> **Task goal**
Lines holding the string "Wiedereinreisefrist" are the ones to copy; find them all in the data.

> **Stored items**
══════

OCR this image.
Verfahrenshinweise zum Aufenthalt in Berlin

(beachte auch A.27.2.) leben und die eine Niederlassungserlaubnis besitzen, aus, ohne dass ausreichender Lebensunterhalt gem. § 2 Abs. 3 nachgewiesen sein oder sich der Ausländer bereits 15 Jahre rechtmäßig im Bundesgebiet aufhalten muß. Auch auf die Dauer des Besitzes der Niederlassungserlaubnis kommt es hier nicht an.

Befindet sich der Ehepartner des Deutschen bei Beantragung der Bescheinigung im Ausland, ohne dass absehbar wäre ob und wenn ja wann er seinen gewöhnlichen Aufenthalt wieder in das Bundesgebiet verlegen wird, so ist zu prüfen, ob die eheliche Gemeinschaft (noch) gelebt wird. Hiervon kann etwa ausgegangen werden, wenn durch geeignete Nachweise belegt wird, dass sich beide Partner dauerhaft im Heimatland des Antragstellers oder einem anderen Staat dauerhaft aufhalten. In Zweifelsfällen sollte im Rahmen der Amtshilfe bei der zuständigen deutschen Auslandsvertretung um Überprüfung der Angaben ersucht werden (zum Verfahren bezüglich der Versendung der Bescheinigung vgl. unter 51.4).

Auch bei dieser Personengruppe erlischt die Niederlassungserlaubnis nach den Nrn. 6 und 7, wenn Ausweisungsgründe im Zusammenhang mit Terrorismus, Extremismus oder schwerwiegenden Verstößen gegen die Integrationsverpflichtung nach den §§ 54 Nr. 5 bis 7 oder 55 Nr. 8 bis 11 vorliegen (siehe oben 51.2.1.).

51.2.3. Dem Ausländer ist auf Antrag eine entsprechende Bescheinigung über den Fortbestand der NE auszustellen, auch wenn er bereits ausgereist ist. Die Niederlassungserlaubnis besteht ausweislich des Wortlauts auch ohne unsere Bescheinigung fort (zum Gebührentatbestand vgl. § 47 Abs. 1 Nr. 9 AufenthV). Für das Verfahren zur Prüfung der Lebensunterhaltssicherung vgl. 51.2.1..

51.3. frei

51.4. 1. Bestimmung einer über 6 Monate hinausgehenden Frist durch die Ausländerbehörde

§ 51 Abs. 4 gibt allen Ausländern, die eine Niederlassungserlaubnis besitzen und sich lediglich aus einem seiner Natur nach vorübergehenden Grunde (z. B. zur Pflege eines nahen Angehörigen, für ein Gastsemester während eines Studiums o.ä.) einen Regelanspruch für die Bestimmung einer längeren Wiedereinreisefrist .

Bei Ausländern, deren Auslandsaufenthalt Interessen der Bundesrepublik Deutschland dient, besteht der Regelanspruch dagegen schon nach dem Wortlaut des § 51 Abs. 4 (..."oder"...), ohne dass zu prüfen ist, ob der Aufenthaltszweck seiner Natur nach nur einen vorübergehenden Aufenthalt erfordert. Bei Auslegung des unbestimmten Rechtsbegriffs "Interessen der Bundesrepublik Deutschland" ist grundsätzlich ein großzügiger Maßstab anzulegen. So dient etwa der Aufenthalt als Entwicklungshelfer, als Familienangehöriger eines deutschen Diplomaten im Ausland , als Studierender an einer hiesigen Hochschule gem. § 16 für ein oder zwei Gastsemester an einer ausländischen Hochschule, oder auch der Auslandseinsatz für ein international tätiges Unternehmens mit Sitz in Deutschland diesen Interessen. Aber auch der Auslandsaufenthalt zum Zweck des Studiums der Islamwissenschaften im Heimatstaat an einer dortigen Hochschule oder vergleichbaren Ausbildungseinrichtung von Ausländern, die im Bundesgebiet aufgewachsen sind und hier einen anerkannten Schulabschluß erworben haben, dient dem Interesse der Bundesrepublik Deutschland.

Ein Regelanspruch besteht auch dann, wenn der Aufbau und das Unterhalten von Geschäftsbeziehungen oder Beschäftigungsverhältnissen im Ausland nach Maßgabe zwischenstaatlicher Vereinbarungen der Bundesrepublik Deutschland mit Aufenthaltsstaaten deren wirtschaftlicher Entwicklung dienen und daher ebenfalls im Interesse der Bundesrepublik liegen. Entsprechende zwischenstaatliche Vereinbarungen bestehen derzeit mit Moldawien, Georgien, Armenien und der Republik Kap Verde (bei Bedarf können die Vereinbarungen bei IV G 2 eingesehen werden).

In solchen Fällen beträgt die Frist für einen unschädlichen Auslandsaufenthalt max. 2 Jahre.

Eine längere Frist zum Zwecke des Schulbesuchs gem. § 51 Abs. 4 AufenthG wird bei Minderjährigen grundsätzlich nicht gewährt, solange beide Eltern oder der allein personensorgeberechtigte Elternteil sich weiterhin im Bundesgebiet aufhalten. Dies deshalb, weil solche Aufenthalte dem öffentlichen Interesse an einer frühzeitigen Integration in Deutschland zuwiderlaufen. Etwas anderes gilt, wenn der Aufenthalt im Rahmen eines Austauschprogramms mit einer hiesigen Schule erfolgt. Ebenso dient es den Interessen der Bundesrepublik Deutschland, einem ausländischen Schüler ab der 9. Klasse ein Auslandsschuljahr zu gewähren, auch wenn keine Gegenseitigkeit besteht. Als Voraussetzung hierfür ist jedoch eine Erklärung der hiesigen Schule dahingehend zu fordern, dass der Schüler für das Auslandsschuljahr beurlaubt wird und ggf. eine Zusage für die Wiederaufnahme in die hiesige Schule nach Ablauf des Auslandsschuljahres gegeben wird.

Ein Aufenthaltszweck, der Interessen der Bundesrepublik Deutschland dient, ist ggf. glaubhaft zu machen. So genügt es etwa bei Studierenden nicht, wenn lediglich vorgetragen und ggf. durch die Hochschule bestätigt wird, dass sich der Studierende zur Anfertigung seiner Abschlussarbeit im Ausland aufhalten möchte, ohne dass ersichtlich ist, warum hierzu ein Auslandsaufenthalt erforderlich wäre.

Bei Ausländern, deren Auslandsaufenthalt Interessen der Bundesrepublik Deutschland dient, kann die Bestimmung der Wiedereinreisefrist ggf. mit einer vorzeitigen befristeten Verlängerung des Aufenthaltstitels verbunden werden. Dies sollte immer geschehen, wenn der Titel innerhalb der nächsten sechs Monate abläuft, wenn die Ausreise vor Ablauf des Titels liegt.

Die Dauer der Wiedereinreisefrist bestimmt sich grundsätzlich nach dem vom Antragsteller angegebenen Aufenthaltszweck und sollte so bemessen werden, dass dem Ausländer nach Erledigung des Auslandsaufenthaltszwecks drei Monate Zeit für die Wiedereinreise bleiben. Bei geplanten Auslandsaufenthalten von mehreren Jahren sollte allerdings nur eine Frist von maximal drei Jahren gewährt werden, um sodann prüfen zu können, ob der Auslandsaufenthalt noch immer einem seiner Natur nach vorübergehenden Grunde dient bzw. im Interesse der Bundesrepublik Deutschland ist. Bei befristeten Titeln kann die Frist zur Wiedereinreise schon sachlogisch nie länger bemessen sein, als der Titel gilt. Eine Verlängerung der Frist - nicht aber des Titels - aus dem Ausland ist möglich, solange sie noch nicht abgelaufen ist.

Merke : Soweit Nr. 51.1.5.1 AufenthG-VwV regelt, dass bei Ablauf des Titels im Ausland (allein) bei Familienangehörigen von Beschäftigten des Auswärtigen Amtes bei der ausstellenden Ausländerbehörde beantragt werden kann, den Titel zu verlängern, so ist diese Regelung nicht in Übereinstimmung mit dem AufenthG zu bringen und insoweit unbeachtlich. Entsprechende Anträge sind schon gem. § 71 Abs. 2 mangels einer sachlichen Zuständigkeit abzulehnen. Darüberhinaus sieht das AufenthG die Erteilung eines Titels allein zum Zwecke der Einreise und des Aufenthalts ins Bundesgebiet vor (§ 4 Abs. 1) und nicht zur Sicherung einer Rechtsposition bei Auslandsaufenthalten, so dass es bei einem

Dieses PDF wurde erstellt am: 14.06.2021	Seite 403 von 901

══════

> **Output below**
§ 51 Abs. 4 gibt allen Ausländern, die eine Niederlassungserlaubnis besitzen und sich lediglich aus einem seiner Natur nach vorübergehenden Grunde (z. B. zur Pflege eines nahen Angehörigen, für ein Gastsemester während eines Studiums o.ä.) einen Regelanspruch für die Bestimmung einer längeren Wiedereinreisefrist .
Bei Ausländern, deren Auslandsaufenthalt Interessen der Bundesrepublik Deutschland dient, kann die Bestimmung der Wiedereinreisefrist ggf. mit einer vorzeitigen befristeten Verlängerung des Aufenthaltstitels verbunden werden. Dies sollte immer geschehen, wenn der Titel innerhalb der nächsten sechs Monate abläuft, wenn die Ausreise vor Ablauf des Titels liegt.
Die Dauer der Wiedereinreisefrist bestimmt sich grundsätzlich nach dem vom Antragsteller angegebenen Aufenthaltszweck und sollte so bemessen werden, dass dem Ausländer nach Erledigung des Auslandsaufenthaltszwecks drei Monate Zeit für die Wiedereinreise bleiben. Bei geplanten Auslandsaufenthalten von mehreren Jahren sollte allerdings nur eine Frist von maximal drei Jahren gewährt werden, um sodann prüfen zu können, ob der Auslandsaufenthalt noch immer einem seiner Natur nach vorübergehenden Grunde dient bzw. im Interesse der Bundesrepublik Deutschland ist. Bei befristeten Titeln kann die Frist zur Wiedereinreise schon sachlogisch nie länger bemessen sein, als der Titel gilt. Eine Verlängerung der Frist - nicht aber des Titels - aus dem Ausland ist möglich, solange sie noch nicht abgelaufen ist.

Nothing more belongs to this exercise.